» TASK
Determine the number of lines where "demo" occurs and reply with that number by itself.

» DATASET CONTENT

════

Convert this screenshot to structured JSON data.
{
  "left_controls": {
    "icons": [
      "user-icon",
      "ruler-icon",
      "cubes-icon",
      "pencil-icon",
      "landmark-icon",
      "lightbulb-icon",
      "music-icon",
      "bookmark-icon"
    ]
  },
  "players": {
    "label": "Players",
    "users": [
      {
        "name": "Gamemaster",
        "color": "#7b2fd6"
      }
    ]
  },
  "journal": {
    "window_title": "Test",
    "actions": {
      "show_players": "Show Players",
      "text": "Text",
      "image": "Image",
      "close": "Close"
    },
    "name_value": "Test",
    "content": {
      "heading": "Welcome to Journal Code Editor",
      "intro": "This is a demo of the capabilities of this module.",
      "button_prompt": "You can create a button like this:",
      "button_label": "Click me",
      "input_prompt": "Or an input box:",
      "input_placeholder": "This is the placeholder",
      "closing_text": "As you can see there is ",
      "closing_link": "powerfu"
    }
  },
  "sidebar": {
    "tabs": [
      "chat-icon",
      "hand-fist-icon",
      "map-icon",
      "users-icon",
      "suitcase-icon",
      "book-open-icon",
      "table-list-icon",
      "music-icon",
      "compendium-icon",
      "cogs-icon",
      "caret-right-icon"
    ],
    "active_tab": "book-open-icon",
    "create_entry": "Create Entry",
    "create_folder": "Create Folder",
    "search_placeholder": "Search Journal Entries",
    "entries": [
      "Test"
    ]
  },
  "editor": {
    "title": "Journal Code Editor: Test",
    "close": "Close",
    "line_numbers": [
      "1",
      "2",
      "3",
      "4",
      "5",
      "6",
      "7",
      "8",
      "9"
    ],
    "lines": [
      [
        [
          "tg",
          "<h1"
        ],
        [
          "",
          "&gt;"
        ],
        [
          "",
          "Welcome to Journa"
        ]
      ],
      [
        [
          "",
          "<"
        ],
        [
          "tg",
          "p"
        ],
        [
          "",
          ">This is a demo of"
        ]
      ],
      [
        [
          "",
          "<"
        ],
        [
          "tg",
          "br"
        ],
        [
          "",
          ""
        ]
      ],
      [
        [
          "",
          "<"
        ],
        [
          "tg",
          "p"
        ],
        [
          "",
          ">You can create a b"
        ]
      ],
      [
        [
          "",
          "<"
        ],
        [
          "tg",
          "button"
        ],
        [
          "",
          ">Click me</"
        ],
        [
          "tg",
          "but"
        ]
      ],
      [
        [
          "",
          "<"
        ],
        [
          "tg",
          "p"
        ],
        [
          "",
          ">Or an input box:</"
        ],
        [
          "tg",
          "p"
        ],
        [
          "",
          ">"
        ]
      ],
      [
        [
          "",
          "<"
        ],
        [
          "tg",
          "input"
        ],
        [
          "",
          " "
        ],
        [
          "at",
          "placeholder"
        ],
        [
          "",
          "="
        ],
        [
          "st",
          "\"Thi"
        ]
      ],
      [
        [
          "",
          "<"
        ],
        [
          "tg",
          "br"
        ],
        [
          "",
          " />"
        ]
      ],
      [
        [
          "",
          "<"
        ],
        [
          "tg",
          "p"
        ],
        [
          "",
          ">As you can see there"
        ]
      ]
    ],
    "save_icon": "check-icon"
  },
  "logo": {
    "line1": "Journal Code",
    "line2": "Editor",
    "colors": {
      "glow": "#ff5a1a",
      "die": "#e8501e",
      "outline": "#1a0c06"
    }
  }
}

════

» RESULT OF THIS EXERCISE
2